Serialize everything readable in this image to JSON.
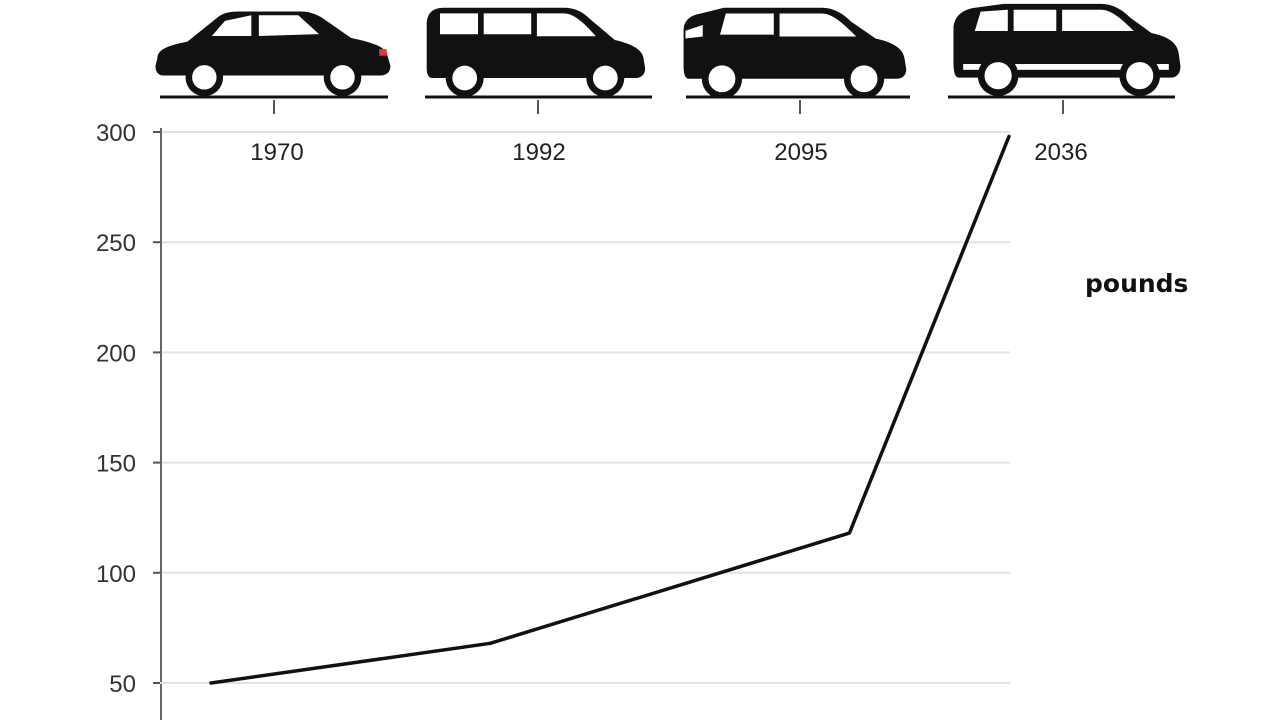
{
  "chart_data": {
    "type": "line",
    "x": [
      "1970",
      "1992",
      "2095",
      "2036"
    ],
    "series": [
      {
        "x": [
          0.0,
          1.05,
          2.4,
          3.0
        ],
        "values": [
          50,
          68,
          118,
          298
        ]
      }
    ],
    "intermediate_points_note": null,
    "y_ticks": [
      50,
      100,
      150,
      200,
      250,
      300
    ],
    "ylim": [
      50,
      300
    ],
    "unit_label": "pounds",
    "grid": true,
    "line_color": "#111111",
    "grid_color": "#e3e3e3",
    "car_icons": [
      "hatchback-icon",
      "minivan-icon",
      "compact-suv-icon",
      "suv-icon"
    ]
  }
}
* * * * * * * * *
_THE EXERCISE_. Without including any pictures, print each record exactly.

_TASK RESULT_.
Serialize everything readable in this image to JSON.
{
  "chart_data": {
    "type": "line",
    "x": [
      "1970",
      "1992",
      "2095",
      "2036"
    ],
    "series": [
      {
        "x": [
          0.0,
          1.05,
          2.4,
          3.0
        ],
        "values": [
          50,
          68,
          118,
          298
        ]
      }
    ],
    "intermediate_points_note": null,
    "y_ticks": [
      50,
      100,
      150,
      200,
      250,
      300
    ],
    "ylim": [
      50,
      300
    ],
    "unit_label": "pounds",
    "grid": true,
    "line_color": "#111111",
    "grid_color": "#e3e3e3",
    "car_icons": [
      "hatchback-icon",
      "minivan-icon",
      "compact-suv-icon",
      "suv-icon"
    ]
  }
}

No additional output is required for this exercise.